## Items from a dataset
┄┄┄┄┄┄

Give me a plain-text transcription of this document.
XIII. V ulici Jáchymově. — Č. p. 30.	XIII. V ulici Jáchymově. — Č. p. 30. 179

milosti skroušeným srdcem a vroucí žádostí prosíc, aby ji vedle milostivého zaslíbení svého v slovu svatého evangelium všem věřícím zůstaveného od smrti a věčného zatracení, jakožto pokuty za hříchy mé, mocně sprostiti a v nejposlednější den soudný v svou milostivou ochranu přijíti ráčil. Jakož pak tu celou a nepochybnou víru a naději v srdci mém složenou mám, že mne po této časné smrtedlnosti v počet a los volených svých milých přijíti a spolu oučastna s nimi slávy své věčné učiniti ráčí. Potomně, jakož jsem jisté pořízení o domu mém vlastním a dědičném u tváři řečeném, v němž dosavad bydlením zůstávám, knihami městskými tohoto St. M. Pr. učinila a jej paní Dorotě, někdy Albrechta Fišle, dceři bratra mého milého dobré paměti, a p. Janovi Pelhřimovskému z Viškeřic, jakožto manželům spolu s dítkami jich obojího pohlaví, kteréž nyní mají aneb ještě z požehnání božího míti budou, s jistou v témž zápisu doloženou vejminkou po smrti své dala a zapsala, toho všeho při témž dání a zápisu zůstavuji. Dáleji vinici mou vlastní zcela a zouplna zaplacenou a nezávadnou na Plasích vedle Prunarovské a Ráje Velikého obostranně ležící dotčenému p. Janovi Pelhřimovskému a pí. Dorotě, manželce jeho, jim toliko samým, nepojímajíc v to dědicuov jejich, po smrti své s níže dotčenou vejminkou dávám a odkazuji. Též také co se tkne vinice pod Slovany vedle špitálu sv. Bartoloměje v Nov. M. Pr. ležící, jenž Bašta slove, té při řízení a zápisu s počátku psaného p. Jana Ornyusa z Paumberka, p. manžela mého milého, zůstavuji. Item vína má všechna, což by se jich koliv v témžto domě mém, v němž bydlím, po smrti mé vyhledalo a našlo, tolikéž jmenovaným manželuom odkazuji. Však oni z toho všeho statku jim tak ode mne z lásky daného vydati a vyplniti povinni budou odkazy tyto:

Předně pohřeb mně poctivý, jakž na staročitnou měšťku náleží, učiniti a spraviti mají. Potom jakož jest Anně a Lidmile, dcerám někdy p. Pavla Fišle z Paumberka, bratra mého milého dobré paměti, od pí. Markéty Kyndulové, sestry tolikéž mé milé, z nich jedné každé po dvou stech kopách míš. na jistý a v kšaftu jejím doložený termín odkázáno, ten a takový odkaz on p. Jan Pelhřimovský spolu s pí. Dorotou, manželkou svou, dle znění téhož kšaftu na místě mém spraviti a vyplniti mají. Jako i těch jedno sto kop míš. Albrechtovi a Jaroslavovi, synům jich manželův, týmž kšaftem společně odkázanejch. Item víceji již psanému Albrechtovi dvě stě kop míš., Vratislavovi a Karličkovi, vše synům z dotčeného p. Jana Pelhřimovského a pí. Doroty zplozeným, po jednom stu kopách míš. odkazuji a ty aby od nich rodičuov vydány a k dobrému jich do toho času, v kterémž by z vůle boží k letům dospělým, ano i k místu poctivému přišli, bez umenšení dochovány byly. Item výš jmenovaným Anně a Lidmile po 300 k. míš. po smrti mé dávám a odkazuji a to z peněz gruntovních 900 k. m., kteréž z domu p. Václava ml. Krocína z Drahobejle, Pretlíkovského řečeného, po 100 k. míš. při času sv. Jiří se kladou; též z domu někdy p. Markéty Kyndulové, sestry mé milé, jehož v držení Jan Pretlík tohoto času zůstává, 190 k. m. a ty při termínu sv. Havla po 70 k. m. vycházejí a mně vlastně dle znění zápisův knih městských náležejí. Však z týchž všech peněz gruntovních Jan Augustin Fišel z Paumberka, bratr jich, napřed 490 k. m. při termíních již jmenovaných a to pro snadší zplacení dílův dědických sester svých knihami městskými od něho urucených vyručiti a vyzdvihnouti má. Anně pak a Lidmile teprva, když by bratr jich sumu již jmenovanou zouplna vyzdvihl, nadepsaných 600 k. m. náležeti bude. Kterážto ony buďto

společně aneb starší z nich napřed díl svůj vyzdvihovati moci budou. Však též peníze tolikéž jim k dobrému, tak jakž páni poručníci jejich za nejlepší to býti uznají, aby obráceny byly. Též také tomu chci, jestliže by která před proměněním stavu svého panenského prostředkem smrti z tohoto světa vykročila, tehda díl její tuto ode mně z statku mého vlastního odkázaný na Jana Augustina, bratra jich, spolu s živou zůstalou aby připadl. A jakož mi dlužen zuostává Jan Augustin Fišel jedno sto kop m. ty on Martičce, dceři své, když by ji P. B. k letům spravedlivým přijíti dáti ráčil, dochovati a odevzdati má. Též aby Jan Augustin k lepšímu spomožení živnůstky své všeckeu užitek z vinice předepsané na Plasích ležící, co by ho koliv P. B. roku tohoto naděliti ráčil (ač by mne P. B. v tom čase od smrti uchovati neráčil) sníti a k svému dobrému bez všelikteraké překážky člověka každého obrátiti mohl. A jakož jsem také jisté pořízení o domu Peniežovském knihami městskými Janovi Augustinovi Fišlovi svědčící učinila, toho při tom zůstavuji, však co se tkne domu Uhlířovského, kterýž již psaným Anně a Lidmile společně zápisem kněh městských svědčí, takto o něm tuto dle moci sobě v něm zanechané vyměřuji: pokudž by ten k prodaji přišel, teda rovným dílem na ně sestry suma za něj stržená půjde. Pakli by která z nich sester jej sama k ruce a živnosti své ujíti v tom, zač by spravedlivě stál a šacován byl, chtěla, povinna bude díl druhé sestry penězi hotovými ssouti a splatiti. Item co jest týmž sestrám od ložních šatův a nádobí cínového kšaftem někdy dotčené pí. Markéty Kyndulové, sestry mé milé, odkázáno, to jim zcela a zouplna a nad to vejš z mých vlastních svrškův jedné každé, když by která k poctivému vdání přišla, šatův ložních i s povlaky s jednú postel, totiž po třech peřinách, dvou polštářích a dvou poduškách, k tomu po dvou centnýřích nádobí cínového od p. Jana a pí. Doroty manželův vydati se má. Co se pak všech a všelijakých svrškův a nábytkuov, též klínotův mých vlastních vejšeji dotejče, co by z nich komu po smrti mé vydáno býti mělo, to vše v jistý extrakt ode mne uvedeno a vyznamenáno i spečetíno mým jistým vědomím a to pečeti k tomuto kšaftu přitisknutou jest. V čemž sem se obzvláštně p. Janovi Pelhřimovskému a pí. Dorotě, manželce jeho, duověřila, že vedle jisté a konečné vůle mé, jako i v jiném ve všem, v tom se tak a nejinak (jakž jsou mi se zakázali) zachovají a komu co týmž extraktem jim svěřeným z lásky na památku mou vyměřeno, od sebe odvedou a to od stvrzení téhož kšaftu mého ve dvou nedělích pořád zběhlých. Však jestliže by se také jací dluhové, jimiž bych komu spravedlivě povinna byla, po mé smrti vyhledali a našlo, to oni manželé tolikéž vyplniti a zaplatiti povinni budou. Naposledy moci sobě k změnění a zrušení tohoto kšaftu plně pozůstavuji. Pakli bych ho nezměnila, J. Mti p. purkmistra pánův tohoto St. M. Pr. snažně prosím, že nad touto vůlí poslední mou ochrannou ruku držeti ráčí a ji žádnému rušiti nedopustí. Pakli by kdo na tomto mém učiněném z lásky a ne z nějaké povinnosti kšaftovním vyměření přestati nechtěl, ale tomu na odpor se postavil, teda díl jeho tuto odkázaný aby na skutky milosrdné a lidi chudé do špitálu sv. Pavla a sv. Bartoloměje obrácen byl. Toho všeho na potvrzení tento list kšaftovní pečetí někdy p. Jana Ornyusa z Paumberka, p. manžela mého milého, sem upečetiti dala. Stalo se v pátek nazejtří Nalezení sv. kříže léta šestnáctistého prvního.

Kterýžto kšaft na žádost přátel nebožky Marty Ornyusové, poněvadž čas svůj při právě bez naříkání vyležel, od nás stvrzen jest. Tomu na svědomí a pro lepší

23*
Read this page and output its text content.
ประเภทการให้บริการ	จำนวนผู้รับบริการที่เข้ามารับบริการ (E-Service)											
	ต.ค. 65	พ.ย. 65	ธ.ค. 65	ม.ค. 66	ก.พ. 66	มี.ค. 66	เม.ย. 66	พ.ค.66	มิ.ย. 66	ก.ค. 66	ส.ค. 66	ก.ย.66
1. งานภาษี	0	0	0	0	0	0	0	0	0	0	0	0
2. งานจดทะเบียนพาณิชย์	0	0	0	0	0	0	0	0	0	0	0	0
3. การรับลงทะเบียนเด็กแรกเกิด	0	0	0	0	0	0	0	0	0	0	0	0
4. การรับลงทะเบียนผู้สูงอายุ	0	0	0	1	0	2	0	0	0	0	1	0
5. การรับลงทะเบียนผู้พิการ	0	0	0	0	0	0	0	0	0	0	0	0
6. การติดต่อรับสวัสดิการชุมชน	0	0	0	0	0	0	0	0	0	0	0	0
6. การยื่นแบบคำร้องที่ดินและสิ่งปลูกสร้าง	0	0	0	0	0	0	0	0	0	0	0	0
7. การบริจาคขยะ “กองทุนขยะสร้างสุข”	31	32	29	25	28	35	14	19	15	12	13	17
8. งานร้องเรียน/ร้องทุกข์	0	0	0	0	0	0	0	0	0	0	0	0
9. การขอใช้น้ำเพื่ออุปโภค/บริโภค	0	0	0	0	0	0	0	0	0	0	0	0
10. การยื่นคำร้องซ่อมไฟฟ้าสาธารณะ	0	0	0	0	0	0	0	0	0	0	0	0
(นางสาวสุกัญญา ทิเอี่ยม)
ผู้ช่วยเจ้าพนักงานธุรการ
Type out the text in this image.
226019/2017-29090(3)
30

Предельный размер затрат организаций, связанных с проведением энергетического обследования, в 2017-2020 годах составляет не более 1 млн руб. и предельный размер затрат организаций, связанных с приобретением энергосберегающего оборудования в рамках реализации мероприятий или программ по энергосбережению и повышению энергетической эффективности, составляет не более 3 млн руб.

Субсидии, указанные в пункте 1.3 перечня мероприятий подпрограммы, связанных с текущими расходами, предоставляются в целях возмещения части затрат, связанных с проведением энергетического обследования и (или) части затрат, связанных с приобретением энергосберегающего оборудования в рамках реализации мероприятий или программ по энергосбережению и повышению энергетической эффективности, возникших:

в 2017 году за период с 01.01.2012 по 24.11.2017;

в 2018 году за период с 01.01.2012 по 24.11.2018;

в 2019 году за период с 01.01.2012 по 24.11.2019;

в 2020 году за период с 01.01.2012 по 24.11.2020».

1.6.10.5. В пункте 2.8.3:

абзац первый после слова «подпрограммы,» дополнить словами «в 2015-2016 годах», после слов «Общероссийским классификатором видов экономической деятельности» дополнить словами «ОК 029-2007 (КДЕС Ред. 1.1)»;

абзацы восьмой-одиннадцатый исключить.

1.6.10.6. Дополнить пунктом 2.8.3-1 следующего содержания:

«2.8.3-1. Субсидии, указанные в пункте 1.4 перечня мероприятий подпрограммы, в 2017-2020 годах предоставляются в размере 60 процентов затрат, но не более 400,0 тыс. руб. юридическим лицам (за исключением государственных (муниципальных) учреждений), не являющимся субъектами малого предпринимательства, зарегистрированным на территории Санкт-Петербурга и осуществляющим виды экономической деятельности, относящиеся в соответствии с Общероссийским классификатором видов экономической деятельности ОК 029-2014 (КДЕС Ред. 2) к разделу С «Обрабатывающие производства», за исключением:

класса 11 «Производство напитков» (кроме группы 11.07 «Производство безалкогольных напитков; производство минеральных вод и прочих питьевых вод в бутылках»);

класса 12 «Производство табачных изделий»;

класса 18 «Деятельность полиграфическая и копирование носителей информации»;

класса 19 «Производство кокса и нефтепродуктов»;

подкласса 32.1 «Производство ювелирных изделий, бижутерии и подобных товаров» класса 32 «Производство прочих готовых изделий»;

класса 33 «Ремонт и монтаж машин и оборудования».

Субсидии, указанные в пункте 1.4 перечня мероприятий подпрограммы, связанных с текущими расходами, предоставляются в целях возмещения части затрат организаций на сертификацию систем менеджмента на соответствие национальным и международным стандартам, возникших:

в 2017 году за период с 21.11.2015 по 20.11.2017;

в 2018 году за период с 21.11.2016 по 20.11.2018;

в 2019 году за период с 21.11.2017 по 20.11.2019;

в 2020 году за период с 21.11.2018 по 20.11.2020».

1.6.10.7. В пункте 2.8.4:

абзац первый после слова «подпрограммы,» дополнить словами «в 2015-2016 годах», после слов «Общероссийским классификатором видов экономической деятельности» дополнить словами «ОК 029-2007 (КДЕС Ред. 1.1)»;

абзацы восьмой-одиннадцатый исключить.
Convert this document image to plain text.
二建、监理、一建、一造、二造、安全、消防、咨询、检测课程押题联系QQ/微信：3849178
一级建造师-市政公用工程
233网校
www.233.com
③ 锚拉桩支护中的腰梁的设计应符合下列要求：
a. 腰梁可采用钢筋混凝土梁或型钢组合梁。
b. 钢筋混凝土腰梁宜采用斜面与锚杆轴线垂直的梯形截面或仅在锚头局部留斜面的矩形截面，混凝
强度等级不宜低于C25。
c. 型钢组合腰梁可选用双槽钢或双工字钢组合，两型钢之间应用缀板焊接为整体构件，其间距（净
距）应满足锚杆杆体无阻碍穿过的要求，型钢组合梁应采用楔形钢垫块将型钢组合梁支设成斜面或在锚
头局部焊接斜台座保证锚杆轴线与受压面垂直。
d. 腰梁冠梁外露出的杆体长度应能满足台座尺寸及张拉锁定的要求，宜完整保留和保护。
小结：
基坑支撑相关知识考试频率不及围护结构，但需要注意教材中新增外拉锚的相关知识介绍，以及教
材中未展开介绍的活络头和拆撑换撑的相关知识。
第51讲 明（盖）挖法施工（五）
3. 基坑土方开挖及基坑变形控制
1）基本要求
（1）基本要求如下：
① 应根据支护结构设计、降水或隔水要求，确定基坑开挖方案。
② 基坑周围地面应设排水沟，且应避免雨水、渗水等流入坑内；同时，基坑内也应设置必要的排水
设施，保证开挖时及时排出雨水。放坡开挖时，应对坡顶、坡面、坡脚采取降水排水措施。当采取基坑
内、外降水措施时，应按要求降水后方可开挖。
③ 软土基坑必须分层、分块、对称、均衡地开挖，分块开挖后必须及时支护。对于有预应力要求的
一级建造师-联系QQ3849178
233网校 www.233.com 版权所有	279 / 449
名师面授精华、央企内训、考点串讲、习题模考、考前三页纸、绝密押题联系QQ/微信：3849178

┄┄┄┄┄┄

## Written task
Among the lines above, how many contain the string "расходами"? State the number alone.

## Complete answer
2